Problem to work on = In the records below, find each line containing the word "Ajuste" and copy it.

Dataset excerpts =
....

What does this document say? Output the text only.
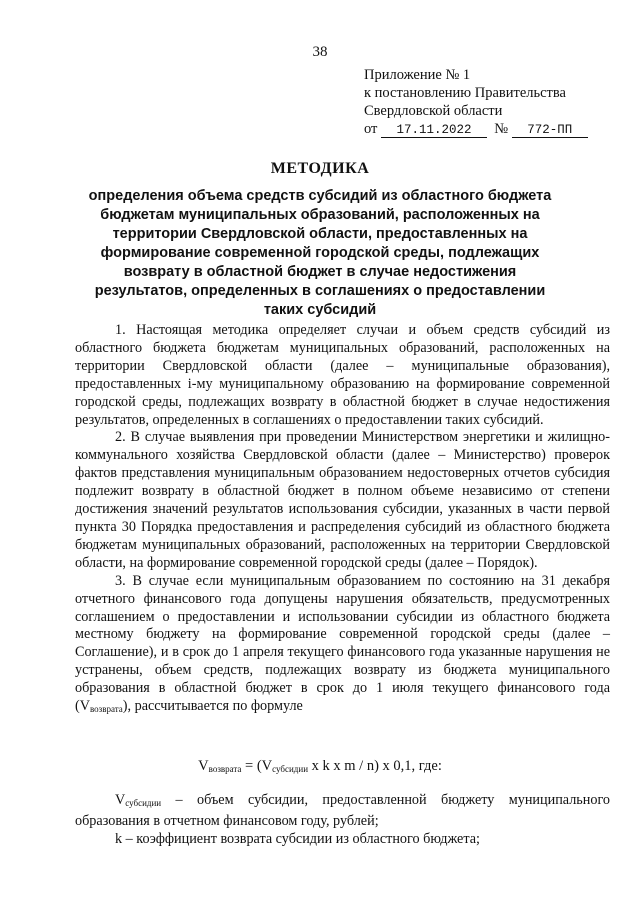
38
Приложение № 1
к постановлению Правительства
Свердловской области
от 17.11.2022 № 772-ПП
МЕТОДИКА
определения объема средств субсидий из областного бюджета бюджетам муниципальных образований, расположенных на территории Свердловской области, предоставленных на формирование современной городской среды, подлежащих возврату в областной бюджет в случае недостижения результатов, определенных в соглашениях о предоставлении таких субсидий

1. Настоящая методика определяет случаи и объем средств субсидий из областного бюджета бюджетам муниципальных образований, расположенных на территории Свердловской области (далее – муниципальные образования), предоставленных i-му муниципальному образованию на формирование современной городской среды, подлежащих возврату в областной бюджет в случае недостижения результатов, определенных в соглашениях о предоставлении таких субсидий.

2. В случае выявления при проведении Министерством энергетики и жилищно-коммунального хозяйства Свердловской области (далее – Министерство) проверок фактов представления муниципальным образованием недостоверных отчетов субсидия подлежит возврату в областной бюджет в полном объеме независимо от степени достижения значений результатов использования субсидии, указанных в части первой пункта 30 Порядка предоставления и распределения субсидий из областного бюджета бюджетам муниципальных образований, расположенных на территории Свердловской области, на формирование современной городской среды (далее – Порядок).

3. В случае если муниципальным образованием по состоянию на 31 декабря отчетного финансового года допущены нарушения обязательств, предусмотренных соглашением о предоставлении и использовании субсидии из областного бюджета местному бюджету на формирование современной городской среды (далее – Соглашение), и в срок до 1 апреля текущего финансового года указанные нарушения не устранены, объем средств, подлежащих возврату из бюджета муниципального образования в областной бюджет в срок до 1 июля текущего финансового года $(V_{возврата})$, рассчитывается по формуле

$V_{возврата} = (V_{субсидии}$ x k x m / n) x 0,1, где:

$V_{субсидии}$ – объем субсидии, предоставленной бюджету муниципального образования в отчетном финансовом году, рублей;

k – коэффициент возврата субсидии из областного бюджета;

....

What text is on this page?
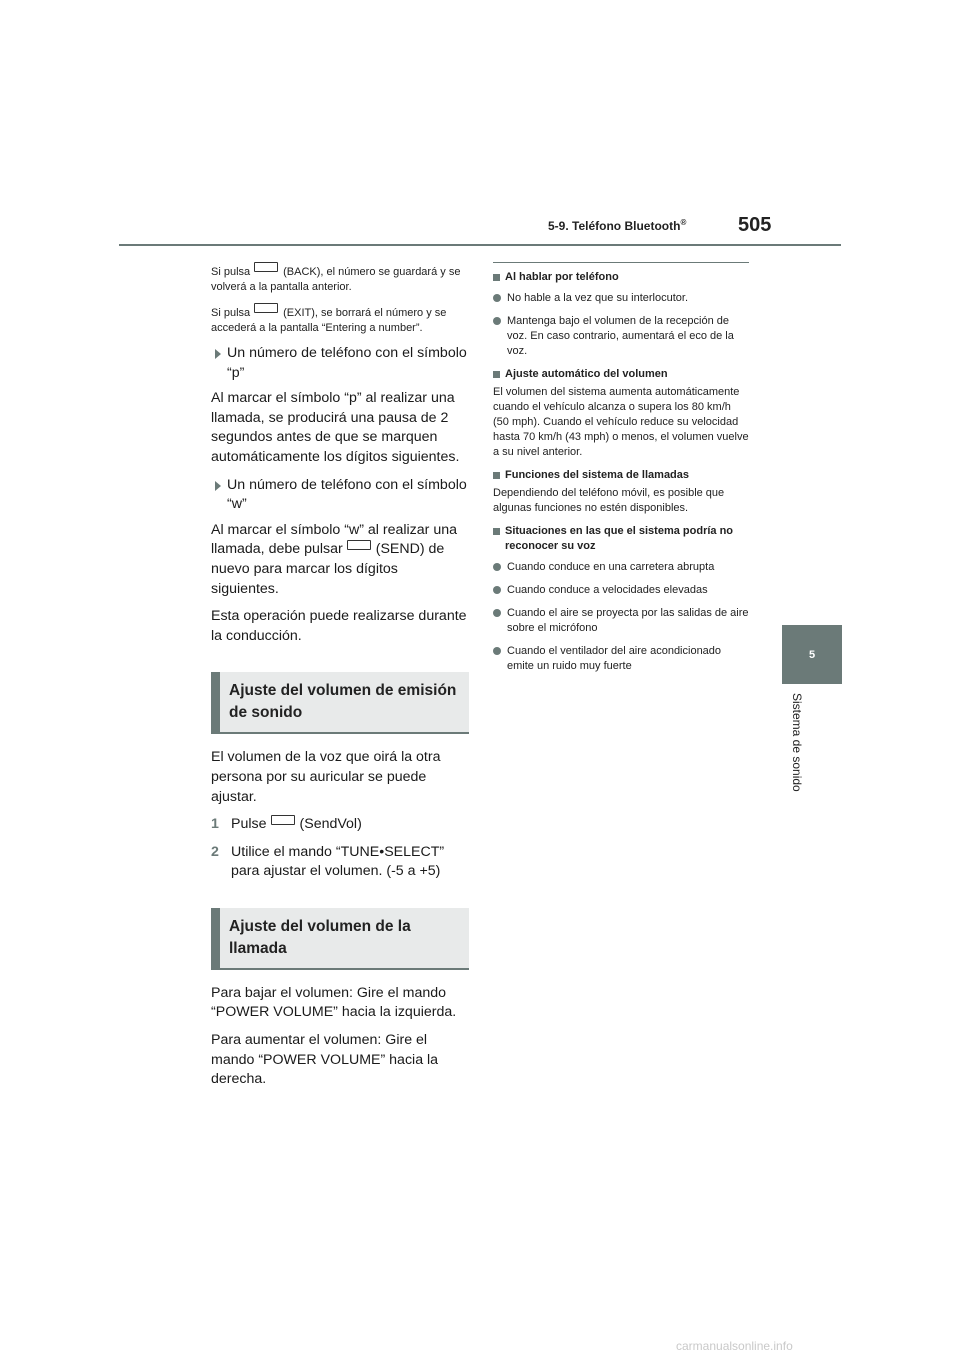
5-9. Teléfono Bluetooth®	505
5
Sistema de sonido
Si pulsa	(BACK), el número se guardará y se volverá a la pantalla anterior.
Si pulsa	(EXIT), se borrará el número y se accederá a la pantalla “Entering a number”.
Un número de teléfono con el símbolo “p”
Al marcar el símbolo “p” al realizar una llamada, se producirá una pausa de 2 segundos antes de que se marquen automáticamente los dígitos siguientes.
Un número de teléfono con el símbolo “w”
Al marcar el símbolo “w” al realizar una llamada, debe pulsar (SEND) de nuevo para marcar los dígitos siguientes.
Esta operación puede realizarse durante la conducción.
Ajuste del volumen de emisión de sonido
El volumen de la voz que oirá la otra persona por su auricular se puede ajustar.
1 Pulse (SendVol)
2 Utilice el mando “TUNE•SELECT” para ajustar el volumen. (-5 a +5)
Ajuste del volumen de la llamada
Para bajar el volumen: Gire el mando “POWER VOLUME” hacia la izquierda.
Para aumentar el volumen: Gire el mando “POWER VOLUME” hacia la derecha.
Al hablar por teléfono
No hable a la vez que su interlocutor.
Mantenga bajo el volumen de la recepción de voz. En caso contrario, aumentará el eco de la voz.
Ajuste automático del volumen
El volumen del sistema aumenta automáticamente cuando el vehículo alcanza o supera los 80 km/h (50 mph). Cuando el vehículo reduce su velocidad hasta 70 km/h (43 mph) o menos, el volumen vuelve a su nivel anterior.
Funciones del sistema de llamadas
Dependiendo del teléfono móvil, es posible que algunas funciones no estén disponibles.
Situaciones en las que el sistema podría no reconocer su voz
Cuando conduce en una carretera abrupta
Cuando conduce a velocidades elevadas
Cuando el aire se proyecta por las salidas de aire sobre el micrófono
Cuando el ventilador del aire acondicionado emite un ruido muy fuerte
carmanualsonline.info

....

Expected answer =
Ajuste del volumen de emisión de sonido
Ajuste del volumen de la llamada
Ajuste automático del volumen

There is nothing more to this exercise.